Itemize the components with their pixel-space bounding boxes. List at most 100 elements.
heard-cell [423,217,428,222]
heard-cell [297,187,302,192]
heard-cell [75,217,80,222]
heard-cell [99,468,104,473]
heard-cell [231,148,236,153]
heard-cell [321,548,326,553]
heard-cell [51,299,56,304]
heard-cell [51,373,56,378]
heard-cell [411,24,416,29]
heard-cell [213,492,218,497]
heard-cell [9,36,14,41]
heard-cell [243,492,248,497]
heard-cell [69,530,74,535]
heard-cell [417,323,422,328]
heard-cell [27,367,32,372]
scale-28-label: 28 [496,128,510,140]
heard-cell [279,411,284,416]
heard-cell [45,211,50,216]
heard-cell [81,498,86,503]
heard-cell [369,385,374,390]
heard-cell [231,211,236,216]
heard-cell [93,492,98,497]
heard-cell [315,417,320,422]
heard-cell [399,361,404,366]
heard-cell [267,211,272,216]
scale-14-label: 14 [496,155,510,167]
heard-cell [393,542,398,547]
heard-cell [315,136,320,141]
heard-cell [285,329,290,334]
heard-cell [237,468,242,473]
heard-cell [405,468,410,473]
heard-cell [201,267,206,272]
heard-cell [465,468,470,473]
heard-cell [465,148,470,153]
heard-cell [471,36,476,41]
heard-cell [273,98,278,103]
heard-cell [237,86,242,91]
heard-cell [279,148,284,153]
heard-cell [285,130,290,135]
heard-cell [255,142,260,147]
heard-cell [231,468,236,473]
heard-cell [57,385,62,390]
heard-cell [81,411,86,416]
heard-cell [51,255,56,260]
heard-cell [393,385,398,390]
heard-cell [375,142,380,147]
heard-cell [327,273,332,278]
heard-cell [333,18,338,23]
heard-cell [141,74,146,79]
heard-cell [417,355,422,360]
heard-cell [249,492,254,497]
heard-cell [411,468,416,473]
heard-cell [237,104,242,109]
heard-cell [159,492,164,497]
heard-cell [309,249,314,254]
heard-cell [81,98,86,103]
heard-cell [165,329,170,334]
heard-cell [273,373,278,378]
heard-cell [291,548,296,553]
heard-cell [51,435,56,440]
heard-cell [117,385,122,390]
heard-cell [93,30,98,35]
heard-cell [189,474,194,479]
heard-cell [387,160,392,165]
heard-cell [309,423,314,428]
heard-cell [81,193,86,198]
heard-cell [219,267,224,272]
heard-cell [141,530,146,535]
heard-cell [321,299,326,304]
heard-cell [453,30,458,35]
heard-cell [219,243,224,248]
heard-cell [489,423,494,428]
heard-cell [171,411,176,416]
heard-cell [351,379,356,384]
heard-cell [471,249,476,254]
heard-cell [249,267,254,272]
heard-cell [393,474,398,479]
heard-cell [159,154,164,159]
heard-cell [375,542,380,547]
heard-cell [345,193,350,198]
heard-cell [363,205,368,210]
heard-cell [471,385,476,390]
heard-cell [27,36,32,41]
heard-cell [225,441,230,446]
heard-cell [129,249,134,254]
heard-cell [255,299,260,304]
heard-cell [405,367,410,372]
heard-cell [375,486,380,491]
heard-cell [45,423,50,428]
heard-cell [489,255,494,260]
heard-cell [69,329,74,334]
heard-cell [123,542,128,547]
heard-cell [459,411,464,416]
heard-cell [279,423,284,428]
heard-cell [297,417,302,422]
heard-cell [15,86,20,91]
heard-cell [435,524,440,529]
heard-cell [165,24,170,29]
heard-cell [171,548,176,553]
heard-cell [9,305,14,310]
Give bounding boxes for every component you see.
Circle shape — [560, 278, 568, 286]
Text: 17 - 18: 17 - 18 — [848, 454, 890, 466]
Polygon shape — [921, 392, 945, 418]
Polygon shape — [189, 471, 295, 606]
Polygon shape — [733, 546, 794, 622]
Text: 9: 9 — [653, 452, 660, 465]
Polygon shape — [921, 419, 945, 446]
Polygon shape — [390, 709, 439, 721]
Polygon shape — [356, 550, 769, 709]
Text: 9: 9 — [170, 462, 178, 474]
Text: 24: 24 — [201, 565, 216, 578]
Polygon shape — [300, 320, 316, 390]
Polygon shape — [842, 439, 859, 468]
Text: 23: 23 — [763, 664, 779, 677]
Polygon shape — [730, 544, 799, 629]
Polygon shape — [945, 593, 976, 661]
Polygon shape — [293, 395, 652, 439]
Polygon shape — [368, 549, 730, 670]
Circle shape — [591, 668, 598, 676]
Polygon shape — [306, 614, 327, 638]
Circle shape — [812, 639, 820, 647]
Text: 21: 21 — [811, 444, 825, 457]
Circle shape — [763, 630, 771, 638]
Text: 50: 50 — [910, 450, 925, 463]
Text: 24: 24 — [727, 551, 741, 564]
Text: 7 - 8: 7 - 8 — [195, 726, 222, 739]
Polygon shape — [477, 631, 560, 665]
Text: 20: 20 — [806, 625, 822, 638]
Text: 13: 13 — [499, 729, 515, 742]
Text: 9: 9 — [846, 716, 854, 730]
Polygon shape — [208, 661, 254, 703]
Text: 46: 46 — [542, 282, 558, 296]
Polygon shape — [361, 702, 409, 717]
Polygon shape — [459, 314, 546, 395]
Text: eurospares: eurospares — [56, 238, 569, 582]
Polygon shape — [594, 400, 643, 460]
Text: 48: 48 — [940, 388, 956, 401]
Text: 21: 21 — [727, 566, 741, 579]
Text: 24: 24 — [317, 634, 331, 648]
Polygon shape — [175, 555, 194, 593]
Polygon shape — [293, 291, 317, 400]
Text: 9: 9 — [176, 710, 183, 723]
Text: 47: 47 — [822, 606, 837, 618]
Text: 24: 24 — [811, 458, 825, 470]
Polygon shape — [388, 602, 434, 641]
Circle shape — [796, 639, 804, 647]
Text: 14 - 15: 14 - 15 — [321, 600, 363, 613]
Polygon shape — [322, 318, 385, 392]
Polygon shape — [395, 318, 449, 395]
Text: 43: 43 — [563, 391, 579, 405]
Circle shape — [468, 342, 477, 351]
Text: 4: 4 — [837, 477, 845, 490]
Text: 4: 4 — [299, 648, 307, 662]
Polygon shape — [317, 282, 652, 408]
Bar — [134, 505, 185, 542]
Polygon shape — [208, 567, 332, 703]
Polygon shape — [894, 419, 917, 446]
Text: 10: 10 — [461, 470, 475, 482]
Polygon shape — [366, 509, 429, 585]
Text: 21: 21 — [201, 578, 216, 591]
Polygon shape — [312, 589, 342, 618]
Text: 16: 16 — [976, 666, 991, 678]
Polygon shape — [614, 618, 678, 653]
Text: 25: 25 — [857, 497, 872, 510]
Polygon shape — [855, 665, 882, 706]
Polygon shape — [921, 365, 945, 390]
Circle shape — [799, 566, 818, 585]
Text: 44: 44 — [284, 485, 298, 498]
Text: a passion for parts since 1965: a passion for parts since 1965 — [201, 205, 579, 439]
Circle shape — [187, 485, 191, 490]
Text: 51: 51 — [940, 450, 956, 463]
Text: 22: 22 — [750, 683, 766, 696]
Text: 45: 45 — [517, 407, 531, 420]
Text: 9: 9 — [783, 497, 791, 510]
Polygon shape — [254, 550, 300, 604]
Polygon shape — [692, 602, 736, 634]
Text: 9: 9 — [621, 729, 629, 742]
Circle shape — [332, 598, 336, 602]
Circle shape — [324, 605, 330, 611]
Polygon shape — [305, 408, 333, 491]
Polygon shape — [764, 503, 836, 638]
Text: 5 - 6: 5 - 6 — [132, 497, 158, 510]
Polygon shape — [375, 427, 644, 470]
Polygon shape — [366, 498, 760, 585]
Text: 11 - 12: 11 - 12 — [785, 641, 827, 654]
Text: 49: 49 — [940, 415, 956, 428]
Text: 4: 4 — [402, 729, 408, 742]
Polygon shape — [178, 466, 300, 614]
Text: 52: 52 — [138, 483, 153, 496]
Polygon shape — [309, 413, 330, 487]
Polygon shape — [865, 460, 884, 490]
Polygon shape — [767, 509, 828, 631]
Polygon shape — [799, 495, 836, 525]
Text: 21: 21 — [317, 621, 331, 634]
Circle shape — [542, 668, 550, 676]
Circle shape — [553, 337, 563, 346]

= = = =

Print the entries word for word, from their first line through the line containing "heard-cell [471,249,476,254]", including that line.

Itemize the components with their pixel-space bounding boxes. List at most 100 elements.
heard-cell [423,217,428,222]
heard-cell [297,187,302,192]
heard-cell [75,217,80,222]
heard-cell [99,468,104,473]
heard-cell [231,148,236,153]
heard-cell [321,548,326,553]
heard-cell [51,299,56,304]
heard-cell [51,373,56,378]
heard-cell [411,24,416,29]
heard-cell [213,492,218,497]
heard-cell [9,36,14,41]
heard-cell [243,492,248,497]
heard-cell [69,530,74,535]
heard-cell [417,323,422,328]
heard-cell [27,367,32,372]
scale-28-label: 28 [496,128,510,140]
heard-cell [279,411,284,416]
heard-cell [45,211,50,216]
heard-cell [81,498,86,503]
heard-cell [369,385,374,390]
heard-cell [231,211,236,216]
heard-cell [93,492,98,497]
heard-cell [315,417,320,422]
heard-cell [399,361,404,366]
heard-cell [267,211,272,216]
scale-14-label: 14 [496,155,510,167]
heard-cell [393,542,398,547]
heard-cell [315,136,320,141]
heard-cell [285,329,290,334]
heard-cell [237,468,242,473]
heard-cell [405,468,410,473]
heard-cell [201,267,206,272]
heard-cell [465,468,470,473]
heard-cell [465,148,470,153]
heard-cell [471,36,476,41]
heard-cell [273,98,278,103]
heard-cell [237,86,242,91]
heard-cell [279,148,284,153]
heard-cell [285,130,290,135]
heard-cell [255,142,260,147]
heard-cell [231,468,236,473]
heard-cell [57,385,62,390]
heard-cell [81,411,86,416]
heard-cell [51,255,56,260]
heard-cell [393,385,398,390]
heard-cell [375,142,380,147]
heard-cell [327,273,332,278]
heard-cell [333,18,338,23]
heard-cell [141,74,146,79]
heard-cell [417,355,422,360]
heard-cell [249,492,254,497]
heard-cell [411,468,416,473]
heard-cell [237,104,242,109]
heard-cell [159,492,164,497]
heard-cell [309,249,314,254]
heard-cell [81,98,86,103]
heard-cell [165,329,170,334]
heard-cell [273,373,278,378]
heard-cell [291,548,296,553]
heard-cell [51,435,56,440]
heard-cell [117,385,122,390]
heard-cell [93,30,98,35]
heard-cell [189,474,194,479]
heard-cell [387,160,392,165]
heard-cell [309,423,314,428]
heard-cell [81,193,86,198]
heard-cell [219,267,224,272]
heard-cell [141,530,146,535]
heard-cell [321,299,326,304]
heard-cell [453,30,458,35]
heard-cell [219,243,224,248]
heard-cell [489,423,494,428]
heard-cell [171,411,176,416]
heard-cell [351,379,356,384]
heard-cell [471,249,476,254]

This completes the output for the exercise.